§ **Information shown**
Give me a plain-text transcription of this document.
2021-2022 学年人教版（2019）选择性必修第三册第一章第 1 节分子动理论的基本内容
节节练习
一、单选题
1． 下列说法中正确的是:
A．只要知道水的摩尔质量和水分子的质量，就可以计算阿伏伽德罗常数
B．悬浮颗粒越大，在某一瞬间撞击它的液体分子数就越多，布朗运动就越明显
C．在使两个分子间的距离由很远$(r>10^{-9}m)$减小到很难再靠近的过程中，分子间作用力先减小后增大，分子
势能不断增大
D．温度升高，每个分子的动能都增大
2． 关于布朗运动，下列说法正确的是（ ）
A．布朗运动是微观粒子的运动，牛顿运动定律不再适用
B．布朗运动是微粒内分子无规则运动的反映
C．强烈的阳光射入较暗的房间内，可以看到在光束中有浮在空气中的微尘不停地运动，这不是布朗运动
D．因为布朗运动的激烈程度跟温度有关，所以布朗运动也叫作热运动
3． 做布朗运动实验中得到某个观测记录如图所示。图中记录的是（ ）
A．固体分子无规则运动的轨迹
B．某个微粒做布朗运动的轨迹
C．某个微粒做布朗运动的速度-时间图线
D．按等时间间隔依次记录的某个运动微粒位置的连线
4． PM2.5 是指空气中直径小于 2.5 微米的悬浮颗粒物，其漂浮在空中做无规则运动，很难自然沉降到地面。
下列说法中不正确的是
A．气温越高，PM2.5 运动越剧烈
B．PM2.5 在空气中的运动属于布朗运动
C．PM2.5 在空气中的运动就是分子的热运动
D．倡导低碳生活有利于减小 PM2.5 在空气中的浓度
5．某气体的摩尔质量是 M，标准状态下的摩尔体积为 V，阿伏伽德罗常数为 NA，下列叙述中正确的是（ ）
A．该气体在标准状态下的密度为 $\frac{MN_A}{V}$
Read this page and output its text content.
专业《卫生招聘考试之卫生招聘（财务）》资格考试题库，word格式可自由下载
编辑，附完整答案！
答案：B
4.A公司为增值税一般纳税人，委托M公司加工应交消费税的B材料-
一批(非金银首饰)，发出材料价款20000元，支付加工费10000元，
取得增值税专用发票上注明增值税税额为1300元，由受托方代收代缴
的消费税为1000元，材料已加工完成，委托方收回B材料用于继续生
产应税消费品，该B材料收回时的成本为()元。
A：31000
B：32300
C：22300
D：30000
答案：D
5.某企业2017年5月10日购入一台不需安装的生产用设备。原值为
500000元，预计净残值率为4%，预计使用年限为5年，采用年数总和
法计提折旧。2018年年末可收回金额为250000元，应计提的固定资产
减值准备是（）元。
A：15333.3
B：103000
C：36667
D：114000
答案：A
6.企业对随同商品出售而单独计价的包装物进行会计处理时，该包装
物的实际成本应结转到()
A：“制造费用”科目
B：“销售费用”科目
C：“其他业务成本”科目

§ **Goal of the exercise**
Would you write down every record again, exactly?

§ **Answer to this task**
Give me a plain-text transcription of this document.
2021-2022 学年人教版（2019）选择性必修第三册第一章第 1 节分子动理论的基本内容
节节练习
一、单选题
1． 下列说法中正确的是:
A．只要知道水的摩尔质量和水分子的质量，就可以计算阿伏伽德罗常数
B．悬浮颗粒越大，在某一瞬间撞击它的液体分子数就越多，布朗运动就越明显
C．在使两个分子间的距离由很远$(r>10^{-9}m)$减小到很难再靠近的过程中，分子间作用力先减小后增大，分子
势能不断增大
D．温度升高，每个分子的动能都增大
2． 关于布朗运动，下列说法正确的是（ ）
A．布朗运动是微观粒子的运动，牛顿运动定律不再适用
B．布朗运动是微粒内分子无规则运动的反映
C．强烈的阳光射入较暗的房间内，可以看到在光束中有浮在空气中的微尘不停地运动，这不是布朗运动
D．因为布朗运动的激烈程度跟温度有关，所以布朗运动也叫作热运动
3． 做布朗运动实验中得到某个观测记录如图所示。图中记录的是（ ）
A．固体分子无规则运动的轨迹
B．某个微粒做布朗运动的轨迹
C．某个微粒做布朗运动的速度-时间图线
D．按等时间间隔依次记录的某个运动微粒位置的连线
4． PM2.5 是指空气中直径小于 2.5 微米的悬浮颗粒物，其漂浮在空中做无规则运动，很难自然沉降到地面。
下列说法中不正确的是
A．气温越高，PM2.5 运动越剧烈
B．PM2.5 在空气中的运动属于布朗运动
C．PM2.5 在空气中的运动就是分子的热运动
D．倡导低碳生活有利于减小 PM2.5 在空气中的浓度
5．某气体的摩尔质量是 M，标准状态下的摩尔体积为 V，阿伏伽德罗常数为 NA，下列叙述中正确的是（ ）
A．该气体在标准状态下的密度为 $\frac{MN_A}{V}$
Read this page and output its text content.
专业《卫生招聘考试之卫生招聘（财务）》资格考试题库，word格式可自由下载
编辑，附完整答案！
答案：B
4.A公司为增值税一般纳税人，委托M公司加工应交消费税的B材料-
一批(非金银首饰)，发出材料价款20000元，支付加工费10000元，
取得增值税专用发票上注明增值税税额为1300元，由受托方代收代缴
的消费税为1000元，材料已加工完成，委托方收回B材料用于继续生
产应税消费品，该B材料收回时的成本为()元。
A：31000
B：32300
C：22300
D：30000
答案：D
5.某企业2017年5月10日购入一台不需安装的生产用设备。原值为
500000元，预计净残值率为4%，预计使用年限为5年，采用年数总和
法计提折旧。2018年年末可收回金额为250000元，应计提的固定资产
减值准备是（）元。
A：15333.3
B：103000
C：36667
D：114000
答案：A
6.企业对随同商品出售而单独计价的包装物进行会计处理时，该包装
物的实际成本应结转到()
A：“制造费用”科目
B：“销售费用”科目
C：“其他业务成本”科目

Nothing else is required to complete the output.